→ Task objective
Pick out every line of the entries below where "Output" occurs, and copy those lines.
☆ ☆ ☆ ☆
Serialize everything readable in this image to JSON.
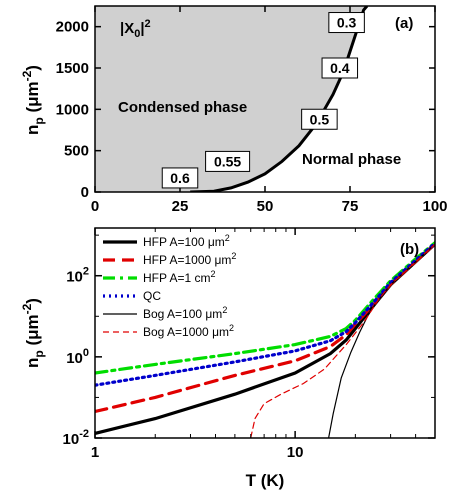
{
  "chart_data": [
    {
      "type": "area",
      "panel_label": "(a)",
      "xlim": [
        0,
        100
      ],
      "ylim": [
        0,
        2250
      ],
      "x_ticks": [
        "0",
        "25",
        "50",
        "75",
        "100"
      ],
      "x_tick_values": [
        0,
        25,
        50,
        75,
        100
      ],
      "y_ticks": [
        "0",
        "500",
        "1000",
        "1500",
        "2000"
      ],
      "y_tick_values": [
        0,
        500,
        1000,
        1500,
        2000
      ],
      "ylabel_main": "n",
      "ylabel_sub": "p",
      "ylabel_paren": " (μm",
      "ylabel_exp": "-2",
      "ylabel_close": ")",
      "legend_title_main": "|X",
      "legend_title_sub": "0",
      "legend_title_post": "|",
      "legend_title_exp": "2",
      "regions": [
        "Condensed phase",
        "Normal phase"
      ],
      "fill_color": "#d0d0d0",
      "boundary": {
        "x": [
          28,
          35,
          40,
          45,
          50,
          55,
          60,
          65,
          70,
          73,
          75,
          77,
          79,
          80
        ],
        "y": [
          0,
          10,
          50,
          120,
          220,
          370,
          560,
          820,
          1180,
          1450,
          1700,
          1950,
          2200,
          2250
        ]
      },
      "contour_labels": [
        {
          "text": "0.6",
          "x": 25,
          "y": 170
        },
        {
          "text": "0.55",
          "x": 39,
          "y": 370
        },
        {
          "text": "0.5",
          "x": 66,
          "y": 880
        },
        {
          "text": "0.4",
          "x": 72,
          "y": 1500
        },
        {
          "text": "0.3",
          "x": 74,
          "y": 2050
        }
      ]
    },
    {
      "type": "line",
      "panel_label": "(b)",
      "xscale": "log",
      "yscale": "log",
      "xlim": [
        1,
        50
      ],
      "ylim": [
        0.01,
        1500
      ],
      "x_ticks": [
        "1",
        "10"
      ],
      "x_tick_values": [
        1,
        10
      ],
      "y_ticks": [
        {
          "base": "10",
          "exp": "-2",
          "value": 0.01
        },
        {
          "base": "10",
          "exp": "0",
          "value": 1
        },
        {
          "base": "10",
          "exp": "2",
          "value": 100
        }
      ],
      "xlabel": "T (K)",
      "ylabel_main": "n",
      "ylabel_sub": "p",
      "ylabel_paren": " (μm",
      "ylabel_exp": "-2",
      "ylabel_close": ")",
      "legend_position": "top-left",
      "series": [
        {
          "label_text": "HFP A=100 μm",
          "label_exp": "2",
          "color": "#000000",
          "dash": "",
          "width": 3.2,
          "x": [
            1,
            2,
            5,
            10,
            15,
            18,
            20,
            25,
            30,
            40,
            50
          ],
          "y": [
            0.013,
            0.03,
            0.12,
            0.4,
            1.2,
            2.6,
            5,
            20,
            60,
            220,
            600
          ]
        },
        {
          "label_text": "HFP A=1000 μm",
          "label_exp": "2",
          "color": "#e00000",
          "dash": "12,7",
          "width": 3.2,
          "x": [
            1,
            2,
            5,
            10,
            15,
            18,
            20,
            25,
            30,
            40,
            50
          ],
          "y": [
            0.045,
            0.1,
            0.35,
            0.8,
            1.8,
            3.5,
            6.5,
            21,
            62,
            225,
            610
          ]
        },
        {
          "label_text": "HFP A=1 cm",
          "label_exp": "2",
          "color": "#00dd00",
          "dash": "12,5,3,5",
          "width": 3.2,
          "x": [
            1,
            2,
            5,
            10,
            15,
            18,
            20,
            25,
            30,
            40,
            50
          ],
          "y": [
            0.4,
            0.65,
            1.2,
            2.0,
            3.2,
            5.0,
            8.0,
            28,
            75,
            260,
            650
          ]
        },
        {
          "label_text": "QC",
          "label_exp": "",
          "color": "#0000cc",
          "dash": "2,4",
          "width": 3.2,
          "x": [
            1,
            2,
            5,
            10,
            15,
            18,
            20,
            25,
            30,
            40,
            50
          ],
          "y": [
            0.2,
            0.35,
            0.75,
            1.4,
            2.5,
            4.2,
            7.0,
            24,
            68,
            240,
            630
          ]
        },
        {
          "label_text": "Bog A=100 μm",
          "label_exp": "2",
          "color": "#000000",
          "dash": "",
          "width": 1.2,
          "x": [
            14.7,
            15.5,
            17,
            19,
            21,
            23,
            25,
            30,
            40,
            50
          ],
          "y": [
            0.01,
            0.04,
            0.3,
            1.3,
            4.0,
            10,
            19,
            60,
            220,
            600
          ]
        },
        {
          "label_text": "Bog A=1000 μm",
          "label_exp": "2",
          "color": "#e00000",
          "dash": "6,4",
          "width": 1.2,
          "x": [
            6.0,
            6.3,
            7,
            8.5,
            11,
            14,
            18,
            22,
            26,
            30,
            40,
            50
          ],
          "y": [
            0.01,
            0.03,
            0.07,
            0.12,
            0.22,
            0.5,
            2.0,
            7.0,
            25,
            60,
            220,
            600
          ]
        }
      ]
    }
  ]
}
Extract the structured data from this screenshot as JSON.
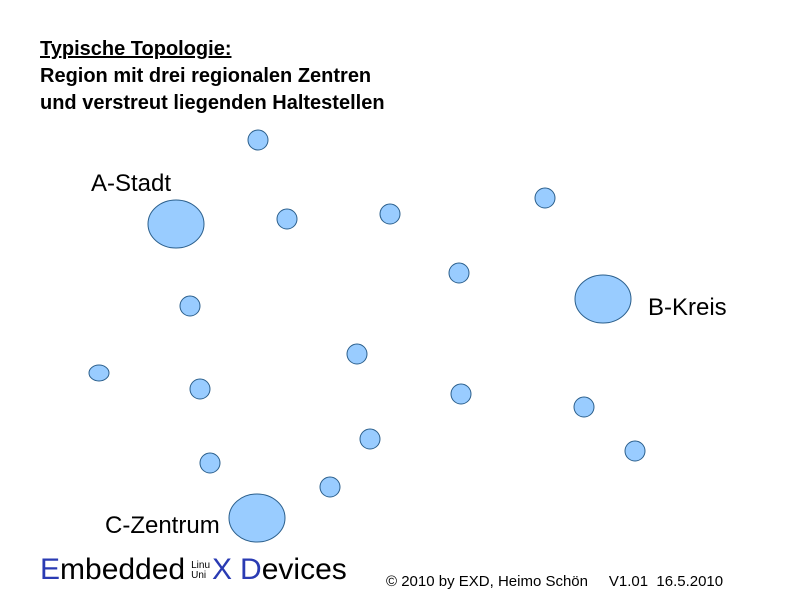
{
  "title": {
    "line1": "Typische Topologie:",
    "line2": "Region mit drei regionalen Zentren",
    "line3": "und verstreut liegenden Haltestellen"
  },
  "centers": [
    {
      "label": "A-Stadt"
    },
    {
      "label": "B-Kreis"
    },
    {
      "label": "C-Zentrum"
    }
  ],
  "node_color": "#99ccff",
  "node_stroke": "#2b5f8c",
  "logo": {
    "e": "E",
    "mbedded": "mbedded",
    "linu": "Linu",
    "uni": "Uni",
    "x": "X",
    "d": "D",
    "evices": "evices",
    "accent_color": "#2a3bb3"
  },
  "footer": {
    "copyright": "© 2010 by EXD, Heimo Schön",
    "version": "V1.01",
    "date": "16.5.2010"
  }
}
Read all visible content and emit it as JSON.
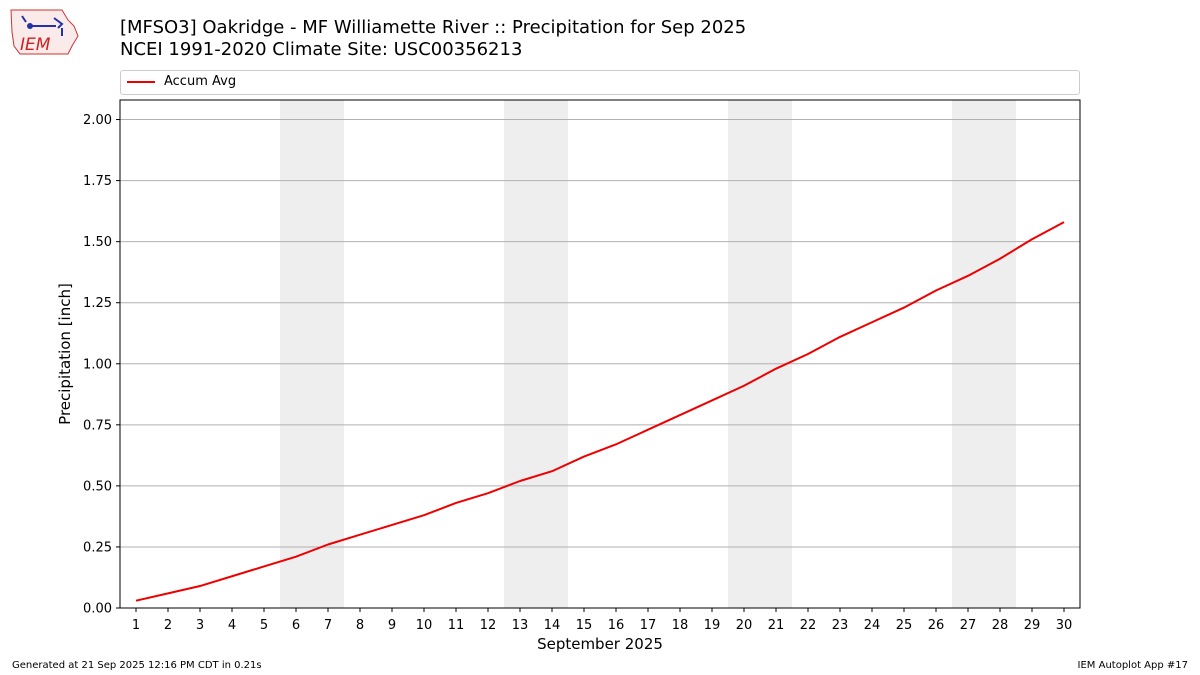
{
  "header": {
    "title_line1": "[MFSO3] Oakridge - MF Williamette River :: Precipitation for Sep 2025",
    "title_line2": "NCEI 1991-2020 Climate Site: USC00356213",
    "logo_text": "IEM"
  },
  "footer": {
    "generated": "Generated at 21 Sep 2025 12:16 PM CDT in 0.21s",
    "app": "IEM Autoplot App #17"
  },
  "colors": {
    "line": "#ee0000",
    "weekend_band": "#eeeeee",
    "grid": "#b0b0b0"
  },
  "chart_data": {
    "type": "line",
    "title": "[MFSO3] Oakridge - MF Williamette River :: Precipitation for Sep 2025",
    "xlabel": "September 2025",
    "ylabel": "Precipitation [inch]",
    "xlim": [
      0.5,
      30.5
    ],
    "ylim": [
      0,
      2.08
    ],
    "yticks": [
      0.0,
      0.25,
      0.5,
      0.75,
      1.0,
      1.25,
      1.5,
      1.75,
      2.0
    ],
    "ytick_labels": [
      "0.00",
      "0.25",
      "0.50",
      "0.75",
      "1.00",
      "1.25",
      "1.50",
      "1.75",
      "2.00"
    ],
    "x": [
      1,
      2,
      3,
      4,
      5,
      6,
      7,
      8,
      9,
      10,
      11,
      12,
      13,
      14,
      15,
      16,
      17,
      18,
      19,
      20,
      21,
      22,
      23,
      24,
      25,
      26,
      27,
      28,
      29,
      30
    ],
    "grid": "horizontal",
    "legend_position": "top",
    "shaded_bands": [
      [
        5.5,
        7.5
      ],
      [
        12.5,
        14.5
      ],
      [
        19.5,
        21.5
      ],
      [
        26.5,
        28.5
      ]
    ],
    "series": [
      {
        "name": "Accum Avg",
        "values": [
          0.03,
          0.06,
          0.09,
          0.13,
          0.17,
          0.21,
          0.26,
          0.3,
          0.34,
          0.38,
          0.43,
          0.47,
          0.52,
          0.56,
          0.62,
          0.67,
          0.73,
          0.79,
          0.85,
          0.91,
          0.98,
          1.04,
          1.11,
          1.17,
          1.23,
          1.3,
          1.36,
          1.43,
          1.51,
          1.58
        ]
      }
    ]
  }
}
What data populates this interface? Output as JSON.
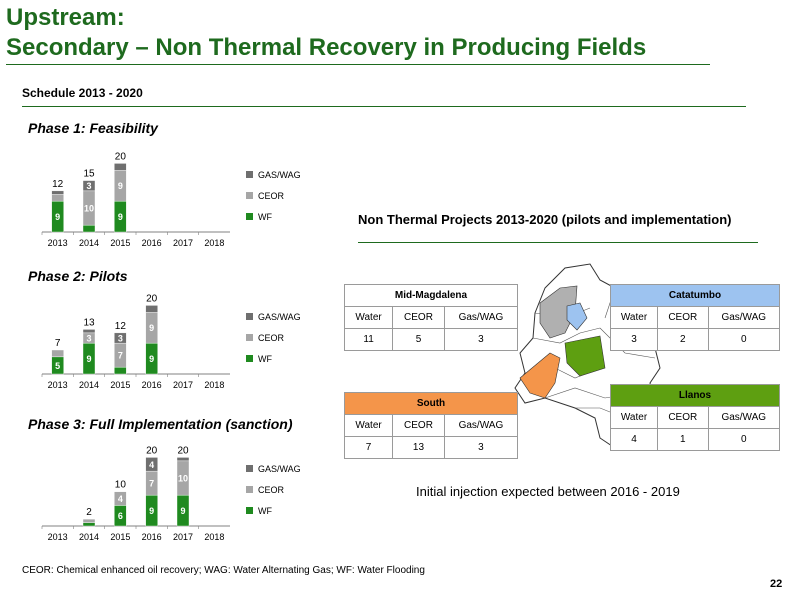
{
  "header": {
    "title_line1": "Upstream:",
    "title_line2": "Secondary – Non Thermal Recovery in Producing Fields",
    "schedule": "Schedule 2013 - 2020"
  },
  "colors": {
    "title_green": "#1e6a1e",
    "wf_green": "#1f8a1f",
    "ceor_gray": "#a6a6a6",
    "gaswag_gray": "#6f6f6f",
    "orange": "#f4954a",
    "blue": "#9dc3f0",
    "olive": "#5e9f11"
  },
  "chart_data": [
    {
      "type": "bar",
      "title": "Phase 1: Feasibility",
      "categories": [
        "2013",
        "2014",
        "2015",
        "2016",
        "2017",
        "2018"
      ],
      "series": [
        {
          "name": "WF",
          "values": [
            9,
            2,
            9,
            0,
            0,
            0
          ]
        },
        {
          "name": "CEOR",
          "values": [
            2,
            10,
            9,
            0,
            0,
            0
          ]
        },
        {
          "name": "GAS/WAG",
          "values": [
            1,
            3,
            2,
            0,
            0,
            0
          ]
        }
      ],
      "totals": [
        12,
        15,
        20,
        null,
        null,
        null
      ],
      "ylim": [
        0,
        21
      ],
      "legend": "right"
    },
    {
      "type": "bar",
      "title": "Phase 2: Pilots",
      "categories": [
        "2013",
        "2014",
        "2015",
        "2016",
        "2017",
        "2018"
      ],
      "series": [
        {
          "name": "WF",
          "values": [
            5,
            9,
            2,
            9,
            0,
            0
          ]
        },
        {
          "name": "CEOR",
          "values": [
            2,
            3,
            7,
            9,
            0,
            0
          ]
        },
        {
          "name": "GAS/WAG",
          "values": [
            0,
            1,
            3,
            2,
            0,
            0
          ]
        }
      ],
      "totals": [
        7,
        13,
        12,
        20,
        null,
        null
      ],
      "ylim": [
        0,
        21
      ],
      "legend": "right"
    },
    {
      "type": "bar",
      "title": "Phase 3: Full Implementation (sanction)",
      "categories": [
        "2013",
        "2014",
        "2015",
        "2016",
        "2017",
        "2018"
      ],
      "series": [
        {
          "name": "WF",
          "values": [
            0,
            1,
            6,
            9,
            9,
            0
          ]
        },
        {
          "name": "CEOR",
          "values": [
            0,
            1,
            4,
            7,
            10,
            0
          ]
        },
        {
          "name": "GAS/WAG",
          "values": [
            0,
            0,
            0,
            4,
            1,
            0
          ]
        }
      ],
      "totals": [
        null,
        2,
        10,
        20,
        20,
        null
      ],
      "ylim": [
        0,
        21
      ],
      "legend": "right"
    }
  ],
  "projects": {
    "title": "Non Thermal Projects 2013-2020 (pilots and implementation)",
    "columns": [
      "Water",
      "CEOR",
      "Gas/WAG"
    ],
    "regions": [
      {
        "name": "Mid-Magdalena",
        "values": [
          "11",
          "5",
          "3"
        ],
        "header_color": "#ffffff"
      },
      {
        "name": "Catatumbo",
        "values": [
          "3",
          "2",
          "0"
        ],
        "header_color": "#9dc3f0"
      },
      {
        "name": "South",
        "values": [
          "7",
          "13",
          "3"
        ],
        "header_color": "#f4954a"
      },
      {
        "name": "Llanos",
        "values": [
          "4",
          "1",
          "0"
        ],
        "header_color": "#5e9f11"
      }
    ],
    "injection_note": "Initial injection expected between 2016 - 2019"
  },
  "footer": {
    "footnote": "CEOR: Chemical enhanced oil recovery; WAG: Water Alternating Gas; WF: Water Flooding",
    "page_number": "22"
  }
}
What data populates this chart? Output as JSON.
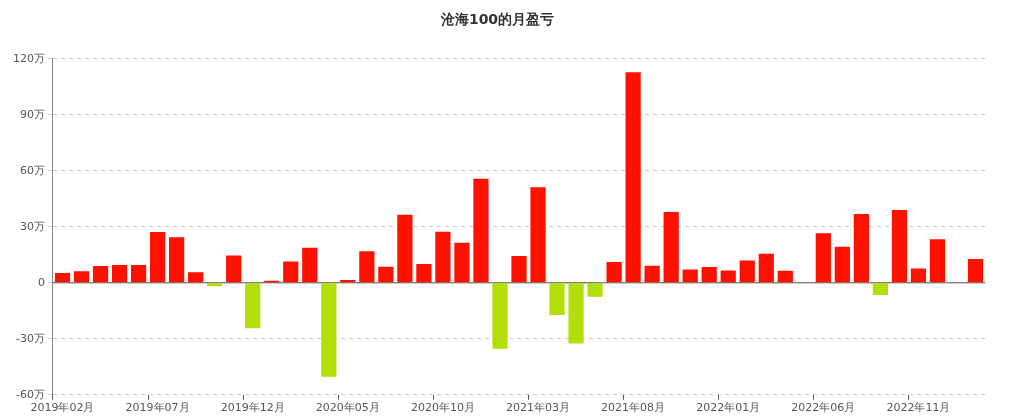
{
  "chart_data": {
    "type": "bar",
    "title": "沧海100的月盈亏",
    "categories": [
      "2019年02月",
      null,
      null,
      null,
      null,
      "2019年07月",
      null,
      null,
      null,
      null,
      "2019年12月",
      null,
      null,
      null,
      null,
      "2020年05月",
      null,
      null,
      null,
      null,
      "2020年10月",
      null,
      null,
      null,
      null,
      "2021年03月",
      null,
      null,
      null,
      null,
      "2021年08月",
      null,
      null,
      null,
      null,
      "2022年01月",
      null,
      null,
      null,
      null,
      "2022年06月",
      null,
      null,
      null,
      null,
      "2022年11月",
      null,
      null,
      null
    ],
    "values": [
      5.3,
      6.2,
      9.0,
      9.6,
      9.6,
      27.2,
      24.4,
      5.6,
      -1.9,
      14.6,
      -24.4,
      1.1,
      11.4,
      18.8,
      -50.3,
      1.5,
      16.9,
      8.6,
      36.4,
      10.1,
      27.4,
      21.4,
      55.7,
      -35.3,
      14.4,
      51.2,
      -17.3,
      -32.5,
      -7.5,
      11.1,
      112.8,
      9.2,
      37.9,
      7.1,
      8.4,
      6.6,
      12.0,
      15.6,
      6.4,
      0,
      26.5,
      19.3,
      36.8,
      -6.6,
      39.0,
      7.7,
      23.3,
      0,
      12.8
    ],
    "colors": [
      "#ff1100",
      "#ff1100",
      "#ff1100",
      "#ff1100",
      "#ff1100",
      "#ff1100",
      "#ff1100",
      "#ff1100",
      "#b3de0a",
      "#ff1100",
      "#b3de0a",
      "#ff1100",
      "#ff1100",
      "#ff1100",
      "#b3de0a",
      "#ff1100",
      "#ff1100",
      "#ff1100",
      "#ff1100",
      "#ff1100",
      "#ff1100",
      "#ff1100",
      "#ff1100",
      "#b3de0a",
      "#ff1100",
      "#ff1100",
      "#b3de0a",
      "#b3de0a",
      "#b3de0a",
      "#ff1100",
      "#ff1100",
      "#ff1100",
      "#ff1100",
      "#ff1100",
      "#ff1100",
      "#ff1100",
      "#ff1100",
      "#ff1100",
      "#ff1100",
      "#ff1100",
      "#ff1100",
      "#ff1100",
      "#ff1100",
      "#b3de0a",
      "#ff1100",
      "#ff1100",
      "#ff1100",
      "#ff1100",
      "#ff1100"
    ],
    "ylim": [
      -60,
      120
    ],
    "yticks": [
      {
        "value": -60,
        "label": "-60万"
      },
      {
        "value": -30,
        "label": "-30万"
      },
      {
        "value": 0,
        "label": "0"
      },
      {
        "value": 30,
        "label": "30万"
      },
      {
        "value": 60,
        "label": "60万"
      },
      {
        "value": 90,
        "label": "90万"
      },
      {
        "value": 120,
        "label": "120万"
      }
    ],
    "grid": "y",
    "legend": false
  }
}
☆ ☆ ☆ ☆
→ Problem solution
What data populates this interface? Output as JSON.
What data populates this chart? Output as JSON.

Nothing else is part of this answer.